== RECORDS FOR THE TASK ==
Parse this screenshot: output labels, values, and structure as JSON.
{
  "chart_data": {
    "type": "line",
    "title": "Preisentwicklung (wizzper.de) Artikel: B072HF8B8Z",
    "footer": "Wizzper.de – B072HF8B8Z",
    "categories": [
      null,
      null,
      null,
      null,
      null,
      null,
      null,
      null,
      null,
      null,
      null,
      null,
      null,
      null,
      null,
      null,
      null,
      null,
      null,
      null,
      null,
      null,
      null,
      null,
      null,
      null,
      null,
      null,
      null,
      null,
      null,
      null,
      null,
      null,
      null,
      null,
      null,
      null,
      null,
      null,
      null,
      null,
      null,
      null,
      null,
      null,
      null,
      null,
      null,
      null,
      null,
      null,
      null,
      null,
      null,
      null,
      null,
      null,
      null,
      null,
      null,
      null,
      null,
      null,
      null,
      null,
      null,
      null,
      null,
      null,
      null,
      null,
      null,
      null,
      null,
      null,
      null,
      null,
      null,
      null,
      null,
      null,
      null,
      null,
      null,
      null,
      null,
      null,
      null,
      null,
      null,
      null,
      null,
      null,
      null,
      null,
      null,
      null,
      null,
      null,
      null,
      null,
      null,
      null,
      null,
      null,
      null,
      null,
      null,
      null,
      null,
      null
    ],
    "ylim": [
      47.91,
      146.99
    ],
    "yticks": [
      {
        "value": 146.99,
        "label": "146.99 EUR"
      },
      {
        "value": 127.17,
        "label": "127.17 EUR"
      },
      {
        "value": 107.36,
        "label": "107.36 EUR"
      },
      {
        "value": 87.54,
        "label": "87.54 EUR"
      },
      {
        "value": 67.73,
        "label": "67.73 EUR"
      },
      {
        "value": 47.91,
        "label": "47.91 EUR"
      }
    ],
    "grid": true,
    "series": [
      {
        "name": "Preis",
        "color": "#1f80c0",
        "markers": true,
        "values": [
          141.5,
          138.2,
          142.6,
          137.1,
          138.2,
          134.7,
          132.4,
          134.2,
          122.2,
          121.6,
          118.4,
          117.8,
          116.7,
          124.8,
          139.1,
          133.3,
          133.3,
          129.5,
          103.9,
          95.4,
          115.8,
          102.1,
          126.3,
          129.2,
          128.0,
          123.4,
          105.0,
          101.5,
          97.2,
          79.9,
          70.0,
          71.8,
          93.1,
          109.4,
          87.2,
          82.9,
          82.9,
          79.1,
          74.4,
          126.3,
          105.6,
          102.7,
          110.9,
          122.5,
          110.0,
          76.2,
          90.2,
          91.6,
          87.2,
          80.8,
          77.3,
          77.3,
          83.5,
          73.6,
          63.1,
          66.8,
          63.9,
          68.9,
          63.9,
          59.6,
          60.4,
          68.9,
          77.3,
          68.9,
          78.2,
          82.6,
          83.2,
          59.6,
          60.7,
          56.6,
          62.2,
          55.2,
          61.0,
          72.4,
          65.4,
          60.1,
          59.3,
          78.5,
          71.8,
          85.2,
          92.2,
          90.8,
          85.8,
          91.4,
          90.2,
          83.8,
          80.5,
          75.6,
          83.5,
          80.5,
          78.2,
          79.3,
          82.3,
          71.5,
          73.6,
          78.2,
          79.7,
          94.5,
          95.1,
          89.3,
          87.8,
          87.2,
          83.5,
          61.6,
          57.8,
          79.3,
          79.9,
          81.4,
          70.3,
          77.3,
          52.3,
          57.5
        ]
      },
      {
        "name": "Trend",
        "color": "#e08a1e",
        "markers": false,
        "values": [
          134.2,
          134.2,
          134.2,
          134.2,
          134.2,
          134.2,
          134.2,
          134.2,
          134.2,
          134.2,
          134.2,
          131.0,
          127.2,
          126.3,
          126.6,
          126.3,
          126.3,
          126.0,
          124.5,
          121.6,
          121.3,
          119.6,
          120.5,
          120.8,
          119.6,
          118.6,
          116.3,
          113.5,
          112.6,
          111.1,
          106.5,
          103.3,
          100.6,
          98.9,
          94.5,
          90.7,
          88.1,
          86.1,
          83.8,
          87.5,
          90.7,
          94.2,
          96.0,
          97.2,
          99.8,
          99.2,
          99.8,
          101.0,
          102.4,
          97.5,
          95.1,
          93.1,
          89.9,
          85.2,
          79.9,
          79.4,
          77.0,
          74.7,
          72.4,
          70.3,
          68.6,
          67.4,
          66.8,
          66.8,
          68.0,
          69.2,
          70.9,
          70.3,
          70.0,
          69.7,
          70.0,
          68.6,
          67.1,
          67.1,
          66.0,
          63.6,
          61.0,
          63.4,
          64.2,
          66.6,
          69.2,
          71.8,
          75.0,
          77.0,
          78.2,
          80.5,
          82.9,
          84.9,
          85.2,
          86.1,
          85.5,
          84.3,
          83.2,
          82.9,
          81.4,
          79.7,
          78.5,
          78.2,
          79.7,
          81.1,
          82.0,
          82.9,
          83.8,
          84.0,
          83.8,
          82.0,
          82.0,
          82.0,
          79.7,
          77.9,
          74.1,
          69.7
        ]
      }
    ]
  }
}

== GIVEN REQUEST ==
Write out the listing once more, matching it exactly.

== COMPLETE OUTPUT ==
Parse this screenshot: output labels, values, and structure as JSON.
{
  "chart_data": {
    "type": "line",
    "title": "Preisentwicklung (wizzper.de) Artikel: B072HF8B8Z",
    "footer": "Wizzper.de – B072HF8B8Z",
    "categories": [
      null,
      null,
      null,
      null,
      null,
      null,
      null,
      null,
      null,
      null,
      null,
      null,
      null,
      null,
      null,
      null,
      null,
      null,
      null,
      null,
      null,
      null,
      null,
      null,
      null,
      null,
      null,
      null,
      null,
      null,
      null,
      null,
      null,
      null,
      null,
      null,
      null,
      null,
      null,
      null,
      null,
      null,
      null,
      null,
      null,
      null,
      null,
      null,
      null,
      null,
      null,
      null,
      null,
      null,
      null,
      null,
      null,
      null,
      null,
      null,
      null,
      null,
      null,
      null,
      null,
      null,
      null,
      null,
      null,
      null,
      null,
      null,
      null,
      null,
      null,
      null,
      null,
      null,
      null,
      null,
      null,
      null,
      null,
      null,
      null,
      null,
      null,
      null,
      null,
      null,
      null,
      null,
      null,
      null,
      null,
      null,
      null,
      null,
      null,
      null,
      null,
      null,
      null,
      null,
      null,
      null,
      null,
      null,
      null,
      null,
      null,
      null
    ],
    "ylim": [
      47.91,
      146.99
    ],
    "yticks": [
      {
        "value": 146.99,
        "label": "146.99 EUR"
      },
      {
        "value": 127.17,
        "label": "127.17 EUR"
      },
      {
        "value": 107.36,
        "label": "107.36 EUR"
      },
      {
        "value": 87.54,
        "label": "87.54 EUR"
      },
      {
        "value": 67.73,
        "label": "67.73 EUR"
      },
      {
        "value": 47.91,
        "label": "47.91 EUR"
      }
    ],
    "grid": true,
    "series": [
      {
        "name": "Preis",
        "color": "#1f80c0",
        "markers": true,
        "values": [
          141.5,
          138.2,
          142.6,
          137.1,
          138.2,
          134.7,
          132.4,
          134.2,
          122.2,
          121.6,
          118.4,
          117.8,
          116.7,
          124.8,
          139.1,
          133.3,
          133.3,
          129.5,
          103.9,
          95.4,
          115.8,
          102.1,
          126.3,
          129.2,
          128.0,
          123.4,
          105.0,
          101.5,
          97.2,
          79.9,
          70.0,
          71.8,
          93.1,
          109.4,
          87.2,
          82.9,
          82.9,
          79.1,
          74.4,
          126.3,
          105.6,
          102.7,
          110.9,
          122.5,
          110.0,
          76.2,
          90.2,
          91.6,
          87.2,
          80.8,
          77.3,
          77.3,
          83.5,
          73.6,
          63.1,
          66.8,
          63.9,
          68.9,
          63.9,
          59.6,
          60.4,
          68.9,
          77.3,
          68.9,
          78.2,
          82.6,
          83.2,
          59.6,
          60.7,
          56.6,
          62.2,
          55.2,
          61.0,
          72.4,
          65.4,
          60.1,
          59.3,
          78.5,
          71.8,
          85.2,
          92.2,
          90.8,
          85.8,
          91.4,
          90.2,
          83.8,
          80.5,
          75.6,
          83.5,
          80.5,
          78.2,
          79.3,
          82.3,
          71.5,
          73.6,
          78.2,
          79.7,
          94.5,
          95.1,
          89.3,
          87.8,
          87.2,
          83.5,
          61.6,
          57.8,
          79.3,
          79.9,
          81.4,
          70.3,
          77.3,
          52.3,
          57.5
        ]
      },
      {
        "name": "Trend",
        "color": "#e08a1e",
        "markers": false,
        "values": [
          134.2,
          134.2,
          134.2,
          134.2,
          134.2,
          134.2,
          134.2,
          134.2,
          134.2,
          134.2,
          134.2,
          131.0,
          127.2,
          126.3,
          126.6,
          126.3,
          126.3,
          126.0,
          124.5,
          121.6,
          121.3,
          119.6,
          120.5,
          120.8,
          119.6,
          118.6,
          116.3,
          113.5,
          112.6,
          111.1,
          106.5,
          103.3,
          100.6,
          98.9,
          94.5,
          90.7,
          88.1,
          86.1,
          83.8,
          87.5,
          90.7,
          94.2,
          96.0,
          97.2,
          99.8,
          99.2,
          99.8,
          101.0,
          102.4,
          97.5,
          95.1,
          93.1,
          89.9,
          85.2,
          79.9,
          79.4,
          77.0,
          74.7,
          72.4,
          70.3,
          68.6,
          67.4,
          66.8,
          66.8,
          68.0,
          69.2,
          70.9,
          70.3,
          70.0,
          69.7,
          70.0,
          68.6,
          67.1,
          67.1,
          66.0,
          63.6,
          61.0,
          63.4,
          64.2,
          66.6,
          69.2,
          71.8,
          75.0,
          77.0,
          78.2,
          80.5,
          82.9,
          84.9,
          85.2,
          86.1,
          85.5,
          84.3,
          83.2,
          82.9,
          81.4,
          79.7,
          78.5,
          78.2,
          79.7,
          81.1,
          82.0,
          82.9,
          83.8,
          84.0,
          83.8,
          82.0,
          82.0,
          82.0,
          79.7,
          77.9,
          74.1,
          69.7
        ]
      }
    ]
  }
}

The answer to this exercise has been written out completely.